=== SET EXERCISE ===
Return all of the data exactly as written, without the pictures.

=== ENTRIES ===
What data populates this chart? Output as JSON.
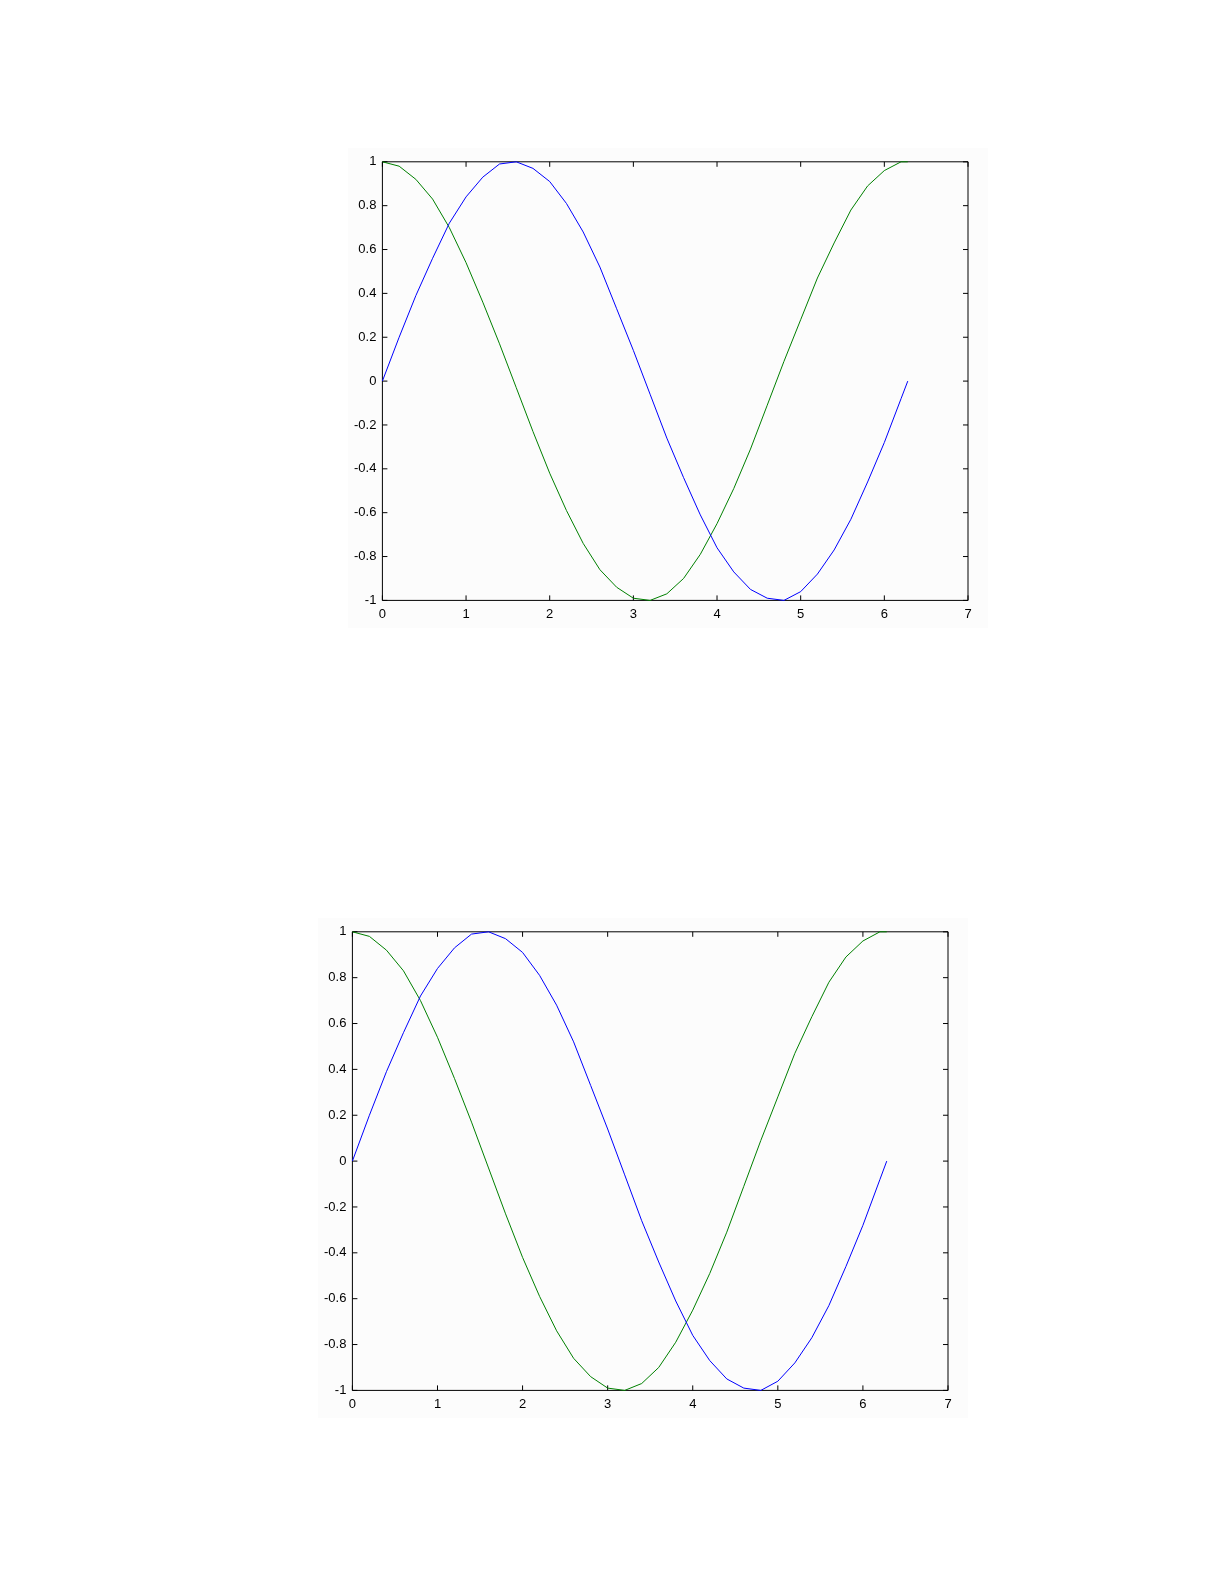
{
  "chart_data": [
    {
      "type": "line",
      "x": [
        0,
        0.2,
        0.4,
        0.6,
        0.8,
        1.0,
        1.2,
        1.4,
        1.6,
        1.8,
        2.0,
        2.2,
        2.4,
        2.6,
        2.8,
        3.0,
        3.2,
        3.4,
        3.6,
        3.8,
        4.0,
        4.2,
        4.4,
        4.6,
        4.8,
        5.0,
        5.2,
        5.4,
        5.6,
        5.8,
        6.0,
        6.2,
        6.28
      ],
      "series": [
        {
          "color": "#0000ff",
          "values": [
            0,
            0.2,
            0.39,
            0.56,
            0.72,
            0.84,
            0.93,
            0.99,
            1,
            0.97,
            0.91,
            0.81,
            0.68,
            0.52,
            0.33,
            0.14,
            -0.06,
            -0.26,
            -0.44,
            -0.61,
            -0.76,
            -0.87,
            -0.95,
            -0.99,
            -1,
            -0.96,
            -0.88,
            -0.77,
            -0.63,
            -0.46,
            -0.28,
            -0.08,
            0
          ]
        },
        {
          "color": "#008000",
          "values": [
            1,
            0.98,
            0.92,
            0.83,
            0.7,
            0.54,
            0.36,
            0.17,
            -0.03,
            -0.23,
            -0.42,
            -0.59,
            -0.74,
            -0.86,
            -0.94,
            -0.99,
            -1,
            -0.97,
            -0.9,
            -0.79,
            -0.65,
            -0.49,
            -0.31,
            -0.11,
            0.09,
            0.28,
            0.47,
            0.63,
            0.78,
            0.89,
            0.96,
            1,
            1
          ]
        }
      ],
      "xlim": [
        0,
        7
      ],
      "xticks": [
        0,
        1,
        2,
        3,
        4,
        5,
        6,
        7
      ],
      "ylim": [
        -1,
        1
      ],
      "yticks": [
        -1,
        -0.8,
        -0.6,
        -0.4,
        -0.2,
        0,
        0.2,
        0.4,
        0.6,
        0.8,
        1
      ],
      "grid": false,
      "legend": false,
      "marker": "none",
      "line_style": "solid"
    },
    {
      "type": "line",
      "x": [
        0,
        0.2,
        0.4,
        0.6,
        0.8,
        1.0,
        1.2,
        1.4,
        1.6,
        1.8,
        2.0,
        2.2,
        2.4,
        2.6,
        2.8,
        3.0,
        3.2,
        3.4,
        3.6,
        3.8,
        4.0,
        4.2,
        4.4,
        4.6,
        4.8,
        5.0,
        5.2,
        5.4,
        5.6,
        5.8,
        6.0,
        6.2,
        6.28
      ],
      "series": [
        {
          "color": "#0000ff",
          "values": [
            0,
            0.2,
            0.39,
            0.56,
            0.72,
            0.84,
            0.93,
            0.99,
            1,
            0.97,
            0.91,
            0.81,
            0.68,
            0.52,
            0.33,
            0.14,
            -0.06,
            -0.26,
            -0.44,
            -0.61,
            -0.76,
            -0.87,
            -0.95,
            -0.99,
            -1,
            -0.96,
            -0.88,
            -0.77,
            -0.63,
            -0.46,
            -0.28,
            -0.08,
            0
          ]
        },
        {
          "color": "#008000",
          "values": [
            1,
            0.98,
            0.92,
            0.83,
            0.7,
            0.54,
            0.36,
            0.17,
            -0.03,
            -0.23,
            -0.42,
            -0.59,
            -0.74,
            -0.86,
            -0.94,
            -0.99,
            -1,
            -0.97,
            -0.9,
            -0.79,
            -0.65,
            -0.49,
            -0.31,
            -0.11,
            0.09,
            0.28,
            0.47,
            0.63,
            0.78,
            0.89,
            0.96,
            1,
            1
          ]
        }
      ],
      "xlim": [
        0,
        7
      ],
      "xticks": [
        0,
        1,
        2,
        3,
        4,
        5,
        6,
        7
      ],
      "ylim": [
        -1,
        1
      ],
      "yticks": [
        -1,
        -0.8,
        -0.6,
        -0.4,
        -0.2,
        0,
        0.2,
        0.4,
        0.6,
        0.8,
        1
      ],
      "grid": false,
      "legend": false,
      "marker": "none",
      "line_style": "solid"
    }
  ]
}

=== RESULT OF THIS EXERCISE ===
What data populates this chart? Output as JSON.
{
  "chart_data": [
    {
      "type": "line",
      "x": [
        0,
        0.2,
        0.4,
        0.6,
        0.8,
        1.0,
        1.2,
        1.4,
        1.6,
        1.8,
        2.0,
        2.2,
        2.4,
        2.6,
        2.8,
        3.0,
        3.2,
        3.4,
        3.6,
        3.8,
        4.0,
        4.2,
        4.4,
        4.6,
        4.8,
        5.0,
        5.2,
        5.4,
        5.6,
        5.8,
        6.0,
        6.2,
        6.28
      ],
      "series": [
        {
          "color": "#0000ff",
          "values": [
            0,
            0.2,
            0.39,
            0.56,
            0.72,
            0.84,
            0.93,
            0.99,
            1,
            0.97,
            0.91,
            0.81,
            0.68,
            0.52,
            0.33,
            0.14,
            -0.06,
            -0.26,
            -0.44,
            -0.61,
            -0.76,
            -0.87,
            -0.95,
            -0.99,
            -1,
            -0.96,
            -0.88,
            -0.77,
            -0.63,
            -0.46,
            -0.28,
            -0.08,
            0
          ]
        },
        {
          "color": "#008000",
          "values": [
            1,
            0.98,
            0.92,
            0.83,
            0.7,
            0.54,
            0.36,
            0.17,
            -0.03,
            -0.23,
            -0.42,
            -0.59,
            -0.74,
            -0.86,
            -0.94,
            -0.99,
            -1,
            -0.97,
            -0.9,
            -0.79,
            -0.65,
            -0.49,
            -0.31,
            -0.11,
            0.09,
            0.28,
            0.47,
            0.63,
            0.78,
            0.89,
            0.96,
            1,
            1
          ]
        }
      ],
      "xlim": [
        0,
        7
      ],
      "xticks": [
        0,
        1,
        2,
        3,
        4,
        5,
        6,
        7
      ],
      "ylim": [
        -1,
        1
      ],
      "yticks": [
        -1,
        -0.8,
        -0.6,
        -0.4,
        -0.2,
        0,
        0.2,
        0.4,
        0.6,
        0.8,
        1
      ],
      "grid": false,
      "legend": false,
      "marker": "none",
      "line_style": "solid"
    },
    {
      "type": "line",
      "x": [
        0,
        0.2,
        0.4,
        0.6,
        0.8,
        1.0,
        1.2,
        1.4,
        1.6,
        1.8,
        2.0,
        2.2,
        2.4,
        2.6,
        2.8,
        3.0,
        3.2,
        3.4,
        3.6,
        3.8,
        4.0,
        4.2,
        4.4,
        4.6,
        4.8,
        5.0,
        5.2,
        5.4,
        5.6,
        5.8,
        6.0,
        6.2,
        6.28
      ],
      "series": [
        {
          "color": "#0000ff",
          "values": [
            0,
            0.2,
            0.39,
            0.56,
            0.72,
            0.84,
            0.93,
            0.99,
            1,
            0.97,
            0.91,
            0.81,
            0.68,
            0.52,
            0.33,
            0.14,
            -0.06,
            -0.26,
            -0.44,
            -0.61,
            -0.76,
            -0.87,
            -0.95,
            -0.99,
            -1,
            -0.96,
            -0.88,
            -0.77,
            -0.63,
            -0.46,
            -0.28,
            -0.08,
            0
          ]
        },
        {
          "color": "#008000",
          "values": [
            1,
            0.98,
            0.92,
            0.83,
            0.7,
            0.54,
            0.36,
            0.17,
            -0.03,
            -0.23,
            -0.42,
            -0.59,
            -0.74,
            -0.86,
            -0.94,
            -0.99,
            -1,
            -0.97,
            -0.9,
            -0.79,
            -0.65,
            -0.49,
            -0.31,
            -0.11,
            0.09,
            0.28,
            0.47,
            0.63,
            0.78,
            0.89,
            0.96,
            1,
            1
          ]
        }
      ],
      "xlim": [
        0,
        7
      ],
      "xticks": [
        0,
        1,
        2,
        3,
        4,
        5,
        6,
        7
      ],
      "ylim": [
        -1,
        1
      ],
      "yticks": [
        -1,
        -0.8,
        -0.6,
        -0.4,
        -0.2,
        0,
        0.2,
        0.4,
        0.6,
        0.8,
        1
      ],
      "grid": false,
      "legend": false,
      "marker": "none",
      "line_style": "solid"
    }
  ]
}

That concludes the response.